** start of Data extract **
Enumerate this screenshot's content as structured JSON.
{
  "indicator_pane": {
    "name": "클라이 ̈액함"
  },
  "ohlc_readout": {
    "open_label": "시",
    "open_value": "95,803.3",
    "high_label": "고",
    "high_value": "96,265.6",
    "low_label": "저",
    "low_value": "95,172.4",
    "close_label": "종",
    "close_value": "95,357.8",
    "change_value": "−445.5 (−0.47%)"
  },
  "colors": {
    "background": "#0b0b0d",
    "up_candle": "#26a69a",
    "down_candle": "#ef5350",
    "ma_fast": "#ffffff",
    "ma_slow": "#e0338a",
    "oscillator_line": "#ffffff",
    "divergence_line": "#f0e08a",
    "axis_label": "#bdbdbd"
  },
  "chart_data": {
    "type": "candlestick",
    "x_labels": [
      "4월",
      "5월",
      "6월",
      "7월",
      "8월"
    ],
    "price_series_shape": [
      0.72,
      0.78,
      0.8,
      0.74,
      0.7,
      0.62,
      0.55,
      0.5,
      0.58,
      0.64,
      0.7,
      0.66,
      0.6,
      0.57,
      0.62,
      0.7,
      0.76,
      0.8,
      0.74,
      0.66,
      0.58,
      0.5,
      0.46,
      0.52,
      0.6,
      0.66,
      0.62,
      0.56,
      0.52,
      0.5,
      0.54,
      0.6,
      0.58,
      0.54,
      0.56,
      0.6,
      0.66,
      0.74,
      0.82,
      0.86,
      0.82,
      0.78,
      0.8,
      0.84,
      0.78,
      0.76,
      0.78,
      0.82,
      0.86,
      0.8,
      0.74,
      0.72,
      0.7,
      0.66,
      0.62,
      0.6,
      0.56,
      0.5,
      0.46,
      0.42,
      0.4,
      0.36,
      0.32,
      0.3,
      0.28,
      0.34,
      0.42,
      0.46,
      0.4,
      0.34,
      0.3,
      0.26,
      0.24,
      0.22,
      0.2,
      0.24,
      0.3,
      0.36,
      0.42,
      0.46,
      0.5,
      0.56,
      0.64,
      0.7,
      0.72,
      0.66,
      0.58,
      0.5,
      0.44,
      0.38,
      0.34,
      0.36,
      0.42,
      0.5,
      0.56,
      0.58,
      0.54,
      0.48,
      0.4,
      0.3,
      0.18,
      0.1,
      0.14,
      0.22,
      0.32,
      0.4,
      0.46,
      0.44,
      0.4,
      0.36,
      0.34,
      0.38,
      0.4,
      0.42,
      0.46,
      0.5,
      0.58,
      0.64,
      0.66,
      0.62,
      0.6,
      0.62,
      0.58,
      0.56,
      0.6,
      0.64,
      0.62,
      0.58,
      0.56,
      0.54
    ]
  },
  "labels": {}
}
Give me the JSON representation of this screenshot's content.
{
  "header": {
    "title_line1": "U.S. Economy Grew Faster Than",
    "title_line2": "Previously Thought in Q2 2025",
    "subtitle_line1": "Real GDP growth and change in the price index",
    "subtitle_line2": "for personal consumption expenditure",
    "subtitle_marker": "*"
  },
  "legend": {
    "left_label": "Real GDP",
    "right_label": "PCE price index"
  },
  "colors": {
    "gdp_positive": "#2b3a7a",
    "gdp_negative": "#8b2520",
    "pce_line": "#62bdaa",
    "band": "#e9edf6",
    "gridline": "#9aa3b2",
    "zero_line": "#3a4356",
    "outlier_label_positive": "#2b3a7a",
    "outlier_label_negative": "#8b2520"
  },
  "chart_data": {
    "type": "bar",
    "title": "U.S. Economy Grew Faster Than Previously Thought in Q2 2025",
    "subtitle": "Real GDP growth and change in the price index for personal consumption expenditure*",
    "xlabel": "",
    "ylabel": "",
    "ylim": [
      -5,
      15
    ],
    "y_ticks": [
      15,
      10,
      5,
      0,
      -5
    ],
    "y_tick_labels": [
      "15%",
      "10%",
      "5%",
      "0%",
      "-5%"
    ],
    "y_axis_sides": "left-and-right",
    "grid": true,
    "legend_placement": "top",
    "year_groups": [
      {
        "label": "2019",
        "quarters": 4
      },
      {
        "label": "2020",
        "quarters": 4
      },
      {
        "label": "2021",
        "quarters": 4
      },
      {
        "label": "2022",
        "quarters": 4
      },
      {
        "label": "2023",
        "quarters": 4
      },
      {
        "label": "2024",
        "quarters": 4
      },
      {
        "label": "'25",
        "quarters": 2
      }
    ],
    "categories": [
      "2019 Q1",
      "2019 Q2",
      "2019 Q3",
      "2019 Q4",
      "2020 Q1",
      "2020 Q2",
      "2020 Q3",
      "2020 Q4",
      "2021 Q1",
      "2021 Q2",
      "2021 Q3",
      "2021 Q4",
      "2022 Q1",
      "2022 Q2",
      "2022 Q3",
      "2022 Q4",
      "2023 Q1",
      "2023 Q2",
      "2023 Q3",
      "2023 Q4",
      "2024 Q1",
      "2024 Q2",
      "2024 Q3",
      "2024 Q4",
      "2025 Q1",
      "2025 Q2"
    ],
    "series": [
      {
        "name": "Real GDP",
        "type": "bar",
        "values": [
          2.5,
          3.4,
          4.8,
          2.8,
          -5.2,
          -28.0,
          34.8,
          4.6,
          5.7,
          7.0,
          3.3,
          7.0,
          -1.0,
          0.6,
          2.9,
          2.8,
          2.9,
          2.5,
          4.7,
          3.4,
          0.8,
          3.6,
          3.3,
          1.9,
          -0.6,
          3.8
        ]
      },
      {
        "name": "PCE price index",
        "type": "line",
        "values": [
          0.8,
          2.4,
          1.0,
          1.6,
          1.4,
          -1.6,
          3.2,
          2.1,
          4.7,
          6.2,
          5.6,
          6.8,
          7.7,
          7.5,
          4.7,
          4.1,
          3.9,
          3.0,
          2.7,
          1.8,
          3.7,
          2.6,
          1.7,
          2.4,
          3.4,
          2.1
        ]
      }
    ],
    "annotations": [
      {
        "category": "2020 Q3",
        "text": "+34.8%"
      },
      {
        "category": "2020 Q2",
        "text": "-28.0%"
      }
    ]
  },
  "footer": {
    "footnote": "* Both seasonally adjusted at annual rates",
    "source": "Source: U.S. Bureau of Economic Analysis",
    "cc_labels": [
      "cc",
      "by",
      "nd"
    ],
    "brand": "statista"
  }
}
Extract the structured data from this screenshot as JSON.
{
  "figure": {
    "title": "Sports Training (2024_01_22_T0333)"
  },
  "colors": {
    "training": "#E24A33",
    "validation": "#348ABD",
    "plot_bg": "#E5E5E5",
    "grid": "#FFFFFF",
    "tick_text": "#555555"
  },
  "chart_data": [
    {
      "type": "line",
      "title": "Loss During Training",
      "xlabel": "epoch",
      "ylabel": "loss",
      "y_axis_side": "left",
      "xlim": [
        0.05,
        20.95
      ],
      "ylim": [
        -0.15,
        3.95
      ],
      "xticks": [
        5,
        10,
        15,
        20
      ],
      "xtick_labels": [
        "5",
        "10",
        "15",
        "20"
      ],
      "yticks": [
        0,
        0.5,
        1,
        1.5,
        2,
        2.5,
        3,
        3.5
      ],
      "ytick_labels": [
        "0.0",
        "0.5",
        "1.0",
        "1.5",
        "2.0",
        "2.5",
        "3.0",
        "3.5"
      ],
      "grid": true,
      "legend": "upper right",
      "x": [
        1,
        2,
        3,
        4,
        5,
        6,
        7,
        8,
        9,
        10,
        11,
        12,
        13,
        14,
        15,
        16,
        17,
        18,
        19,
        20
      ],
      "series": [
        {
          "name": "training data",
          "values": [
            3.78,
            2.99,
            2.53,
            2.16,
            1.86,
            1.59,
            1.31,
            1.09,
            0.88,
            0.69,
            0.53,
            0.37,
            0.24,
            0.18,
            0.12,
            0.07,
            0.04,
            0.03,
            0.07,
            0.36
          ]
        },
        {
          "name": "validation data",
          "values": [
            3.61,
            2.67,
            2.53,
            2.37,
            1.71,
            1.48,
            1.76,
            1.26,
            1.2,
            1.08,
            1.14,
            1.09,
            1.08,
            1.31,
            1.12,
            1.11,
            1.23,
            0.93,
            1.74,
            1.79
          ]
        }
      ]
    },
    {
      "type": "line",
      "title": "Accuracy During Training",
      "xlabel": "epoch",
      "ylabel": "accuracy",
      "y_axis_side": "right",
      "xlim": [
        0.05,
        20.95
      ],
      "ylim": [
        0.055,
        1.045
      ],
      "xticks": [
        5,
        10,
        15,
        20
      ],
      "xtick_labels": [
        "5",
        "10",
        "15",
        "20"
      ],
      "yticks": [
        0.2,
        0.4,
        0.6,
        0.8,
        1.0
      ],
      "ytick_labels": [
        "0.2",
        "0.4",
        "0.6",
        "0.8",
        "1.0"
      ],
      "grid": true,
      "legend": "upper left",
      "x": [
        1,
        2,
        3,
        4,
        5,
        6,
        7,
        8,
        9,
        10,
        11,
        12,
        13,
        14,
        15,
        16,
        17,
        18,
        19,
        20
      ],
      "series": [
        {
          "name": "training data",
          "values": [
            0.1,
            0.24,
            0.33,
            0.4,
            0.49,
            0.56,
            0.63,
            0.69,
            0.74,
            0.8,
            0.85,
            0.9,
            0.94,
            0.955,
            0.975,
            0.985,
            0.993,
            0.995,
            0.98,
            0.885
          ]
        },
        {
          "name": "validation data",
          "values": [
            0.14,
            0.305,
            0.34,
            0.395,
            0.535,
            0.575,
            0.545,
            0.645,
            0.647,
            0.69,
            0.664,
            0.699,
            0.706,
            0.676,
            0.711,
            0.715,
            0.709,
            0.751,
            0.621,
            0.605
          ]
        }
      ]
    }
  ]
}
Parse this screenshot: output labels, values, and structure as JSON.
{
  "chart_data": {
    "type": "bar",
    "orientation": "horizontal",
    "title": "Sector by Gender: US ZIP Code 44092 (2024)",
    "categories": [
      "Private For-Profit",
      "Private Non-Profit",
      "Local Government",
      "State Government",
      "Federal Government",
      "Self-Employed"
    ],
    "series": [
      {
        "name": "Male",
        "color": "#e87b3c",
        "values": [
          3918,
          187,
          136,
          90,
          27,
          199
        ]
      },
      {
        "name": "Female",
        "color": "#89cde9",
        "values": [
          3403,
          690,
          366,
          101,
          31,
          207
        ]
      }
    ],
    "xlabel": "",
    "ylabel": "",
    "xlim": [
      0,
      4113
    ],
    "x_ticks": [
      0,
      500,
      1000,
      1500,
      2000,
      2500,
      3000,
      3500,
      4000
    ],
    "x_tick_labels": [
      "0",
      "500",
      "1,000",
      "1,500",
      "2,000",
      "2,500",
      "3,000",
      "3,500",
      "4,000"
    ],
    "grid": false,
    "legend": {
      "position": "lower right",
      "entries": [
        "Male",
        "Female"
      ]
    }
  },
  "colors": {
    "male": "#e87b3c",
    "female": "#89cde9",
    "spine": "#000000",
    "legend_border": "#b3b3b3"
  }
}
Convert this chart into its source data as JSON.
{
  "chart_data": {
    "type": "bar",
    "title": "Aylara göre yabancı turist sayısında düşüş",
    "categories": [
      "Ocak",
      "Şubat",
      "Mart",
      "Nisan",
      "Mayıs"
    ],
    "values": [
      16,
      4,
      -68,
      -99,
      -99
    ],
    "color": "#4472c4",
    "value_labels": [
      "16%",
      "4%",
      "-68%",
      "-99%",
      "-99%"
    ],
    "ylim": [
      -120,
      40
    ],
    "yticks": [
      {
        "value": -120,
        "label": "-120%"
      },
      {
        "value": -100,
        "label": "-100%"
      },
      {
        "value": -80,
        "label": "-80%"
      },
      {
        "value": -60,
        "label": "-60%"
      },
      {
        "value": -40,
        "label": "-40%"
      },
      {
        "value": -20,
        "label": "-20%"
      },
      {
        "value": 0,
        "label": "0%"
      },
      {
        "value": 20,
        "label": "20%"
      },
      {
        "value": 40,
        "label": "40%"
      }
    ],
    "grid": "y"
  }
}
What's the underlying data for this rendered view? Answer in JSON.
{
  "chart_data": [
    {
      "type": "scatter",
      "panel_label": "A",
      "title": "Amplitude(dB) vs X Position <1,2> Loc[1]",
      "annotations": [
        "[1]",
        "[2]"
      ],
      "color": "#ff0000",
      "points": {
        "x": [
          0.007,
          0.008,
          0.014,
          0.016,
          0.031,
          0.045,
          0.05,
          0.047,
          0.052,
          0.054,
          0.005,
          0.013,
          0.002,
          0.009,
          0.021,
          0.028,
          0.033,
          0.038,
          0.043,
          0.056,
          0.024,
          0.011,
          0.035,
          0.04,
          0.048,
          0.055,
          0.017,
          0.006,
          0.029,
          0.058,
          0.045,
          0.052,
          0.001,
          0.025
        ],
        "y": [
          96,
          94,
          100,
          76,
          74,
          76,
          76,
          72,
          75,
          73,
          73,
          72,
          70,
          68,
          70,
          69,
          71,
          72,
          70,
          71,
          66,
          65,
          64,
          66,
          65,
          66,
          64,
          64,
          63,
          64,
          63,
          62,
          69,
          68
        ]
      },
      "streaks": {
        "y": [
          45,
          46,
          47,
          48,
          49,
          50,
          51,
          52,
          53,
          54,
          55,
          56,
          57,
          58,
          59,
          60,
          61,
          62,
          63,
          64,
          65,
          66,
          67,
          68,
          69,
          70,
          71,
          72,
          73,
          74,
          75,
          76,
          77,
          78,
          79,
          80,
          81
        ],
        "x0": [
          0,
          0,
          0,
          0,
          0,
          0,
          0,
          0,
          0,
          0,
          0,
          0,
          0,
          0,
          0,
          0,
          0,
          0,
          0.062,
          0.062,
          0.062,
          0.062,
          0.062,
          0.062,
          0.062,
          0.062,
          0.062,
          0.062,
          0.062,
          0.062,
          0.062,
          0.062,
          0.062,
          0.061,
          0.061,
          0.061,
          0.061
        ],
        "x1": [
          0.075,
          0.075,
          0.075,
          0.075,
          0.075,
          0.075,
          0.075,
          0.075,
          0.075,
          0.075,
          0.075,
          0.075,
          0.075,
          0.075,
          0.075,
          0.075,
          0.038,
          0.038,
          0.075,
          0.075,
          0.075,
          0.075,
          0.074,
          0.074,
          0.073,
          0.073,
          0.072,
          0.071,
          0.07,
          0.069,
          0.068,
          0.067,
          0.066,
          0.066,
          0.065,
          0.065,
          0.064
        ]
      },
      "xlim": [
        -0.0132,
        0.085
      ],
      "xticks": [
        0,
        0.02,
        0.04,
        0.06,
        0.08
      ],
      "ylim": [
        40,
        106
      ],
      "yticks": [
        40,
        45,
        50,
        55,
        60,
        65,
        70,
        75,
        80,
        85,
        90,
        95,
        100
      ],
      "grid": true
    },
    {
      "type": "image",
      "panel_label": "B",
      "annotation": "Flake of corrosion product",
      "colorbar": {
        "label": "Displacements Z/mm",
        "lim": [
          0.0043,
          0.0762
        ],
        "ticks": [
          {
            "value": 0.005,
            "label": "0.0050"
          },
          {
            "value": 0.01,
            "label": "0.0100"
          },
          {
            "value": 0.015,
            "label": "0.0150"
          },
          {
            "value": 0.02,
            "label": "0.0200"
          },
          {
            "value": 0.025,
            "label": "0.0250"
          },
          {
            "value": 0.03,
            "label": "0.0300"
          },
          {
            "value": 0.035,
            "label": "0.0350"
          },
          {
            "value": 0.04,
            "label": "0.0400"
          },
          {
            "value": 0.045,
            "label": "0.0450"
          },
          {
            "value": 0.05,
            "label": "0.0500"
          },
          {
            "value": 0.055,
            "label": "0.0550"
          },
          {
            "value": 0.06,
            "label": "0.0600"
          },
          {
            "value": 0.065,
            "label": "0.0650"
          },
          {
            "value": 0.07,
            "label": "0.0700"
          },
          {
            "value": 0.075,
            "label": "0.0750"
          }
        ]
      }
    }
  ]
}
** end of Data extract **
Task to complete |
Pull out every line of the entries that includes the word "Previously".

Reply |
    "title_line2": "Previously Thought in Q2 2025",
    "title": "U.S. Economy Grew Faster Than Previously Thought in Q2 2025",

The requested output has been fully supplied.